◆ Data extract ◆
>> start
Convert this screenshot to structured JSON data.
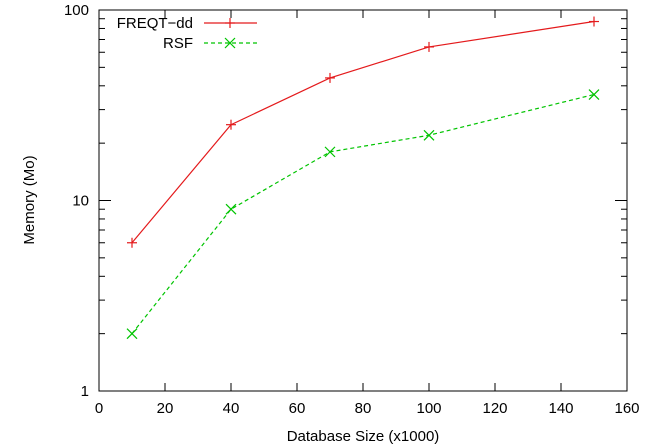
{
  "chart_data": {
    "type": "line",
    "title": "",
    "xlabel": "Database Size (x1000)",
    "ylabel": "Memory (Mo)",
    "xlim": [
      0,
      160
    ],
    "ylim": [
      1,
      100
    ],
    "y_scale": "log",
    "x_ticks": [
      "0",
      "20",
      "40",
      "60",
      "80",
      "100",
      "120",
      "140",
      "160"
    ],
    "y_ticks": [
      "1",
      "10",
      "100"
    ],
    "grid": false,
    "legend_position": "top-left",
    "series": [
      {
        "name": "FREQT−dd",
        "color": "#e41a1c",
        "marker": "plus",
        "line_style": "solid",
        "x": [
          10,
          40,
          70,
          100,
          150
        ],
        "y": [
          6,
          25,
          44,
          64,
          87
        ]
      },
      {
        "name": "RSF",
        "color": "#00c400",
        "marker": "cross",
        "line_style": "dashed",
        "x": [
          10,
          40,
          70,
          100,
          150
        ],
        "y": [
          2,
          9,
          18,
          22,
          36
        ]
      }
    ]
  }
}
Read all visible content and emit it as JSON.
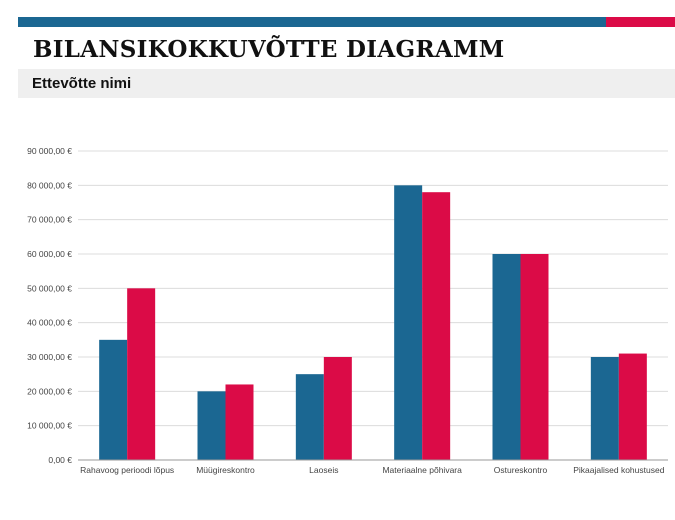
{
  "header": {
    "title": "BILANSIKOKKUVÕTTE DIAGRAMM",
    "subtitle": "Ettevõtte nimi"
  },
  "colors": {
    "accent_blue": "#1b6792",
    "accent_red": "#db0b47",
    "series_1": "#1b6792",
    "series_2": "#db0b47",
    "gridline": "#dcdcdc",
    "axis": "#9a9a9a"
  },
  "chart_data": {
    "type": "bar",
    "title": "",
    "xlabel": "",
    "ylabel": "",
    "categories": [
      "Rahavoog perioodi lõpus",
      "Müügireskontro",
      "Laoseis",
      "Materiaalne põhivara",
      "Ostureskontro",
      "Pikaajalised kohustused"
    ],
    "series": [
      {
        "values": [
          35000,
          20000,
          25000,
          80000,
          60000,
          30000
        ]
      },
      {
        "values": [
          50000,
          22000,
          30000,
          78000,
          60000,
          31000
        ]
      }
    ],
    "ylim": [
      0,
      90000
    ],
    "yticks": [
      0,
      10000,
      20000,
      30000,
      40000,
      50000,
      60000,
      70000,
      80000,
      90000
    ],
    "ytick_labels": [
      "0,00 €",
      "10 000,00 €",
      "20 000,00 €",
      "30 000,00 €",
      "40 000,00 €",
      "50 000,00 €",
      "60 000,00 €",
      "70 000,00 €",
      "80 000,00 €",
      "90 000,00 €"
    ],
    "grid": true,
    "legend": "none"
  }
}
>> end
◆ What is expected ◆
Write out the whole listing exactly, and drop the pictures.

◆ Task output ◆
Convert this screenshot to structured JSON data.
{
  "chart_data": {
    "type": "line",
    "title": "",
    "xlabel": "Database Size (x1000)",
    "ylabel": "Memory (Mo)",
    "xlim": [
      0,
      160
    ],
    "ylim": [
      1,
      100
    ],
    "y_scale": "log",
    "x_ticks": [
      "0",
      "20",
      "40",
      "60",
      "80",
      "100",
      "120",
      "140",
      "160"
    ],
    "y_ticks": [
      "1",
      "10",
      "100"
    ],
    "grid": false,
    "legend_position": "top-left",
    "series": [
      {
        "name": "FREQT−dd",
        "color": "#e41a1c",
        "marker": "plus",
        "line_style": "solid",
        "x": [
          10,
          40,
          70,
          100,
          150
        ],
        "y": [
          6,
          25,
          44,
          64,
          87
        ]
      },
      {
        "name": "RSF",
        "color": "#00c400",
        "marker": "cross",
        "line_style": "dashed",
        "x": [
          10,
          40,
          70,
          100,
          150
        ],
        "y": [
          2,
          9,
          18,
          22,
          36
        ]
      }
    ]
  }
}
Read all visible content and emit it as JSON.
{
  "header": {
    "title": "BILANSIKOKKUVÕTTE DIAGRAMM",
    "subtitle": "Ettevõtte nimi"
  },
  "colors": {
    "accent_blue": "#1b6792",
    "accent_red": "#db0b47",
    "series_1": "#1b6792",
    "series_2": "#db0b47",
    "gridline": "#dcdcdc",
    "axis": "#9a9a9a"
  },
  "chart_data": {
    "type": "bar",
    "title": "",
    "xlabel": "",
    "ylabel": "",
    "categories": [
      "Rahavoog perioodi lõpus",
      "Müügireskontro",
      "Laoseis",
      "Materiaalne põhivara",
      "Ostureskontro",
      "Pikaajalised kohustused"
    ],
    "series": [
      {
        "values": [
          35000,
          20000,
          25000,
          80000,
          60000,
          30000
        ]
      },
      {
        "values": [
          50000,
          22000,
          30000,
          78000,
          60000,
          31000
        ]
      }
    ],
    "ylim": [
      0,
      90000
    ],
    "yticks": [
      0,
      10000,
      20000,
      30000,
      40000,
      50000,
      60000,
      70000,
      80000,
      90000
    ],
    "ytick_labels": [
      "0,00 €",
      "10 000,00 €",
      "20 000,00 €",
      "30 000,00 €",
      "40 000,00 €",
      "50 000,00 €",
      "60 000,00 €",
      "70 000,00 €",
      "80 000,00 €",
      "90 000,00 €"
    ],
    "grid": true,
    "legend": "none"
  }
}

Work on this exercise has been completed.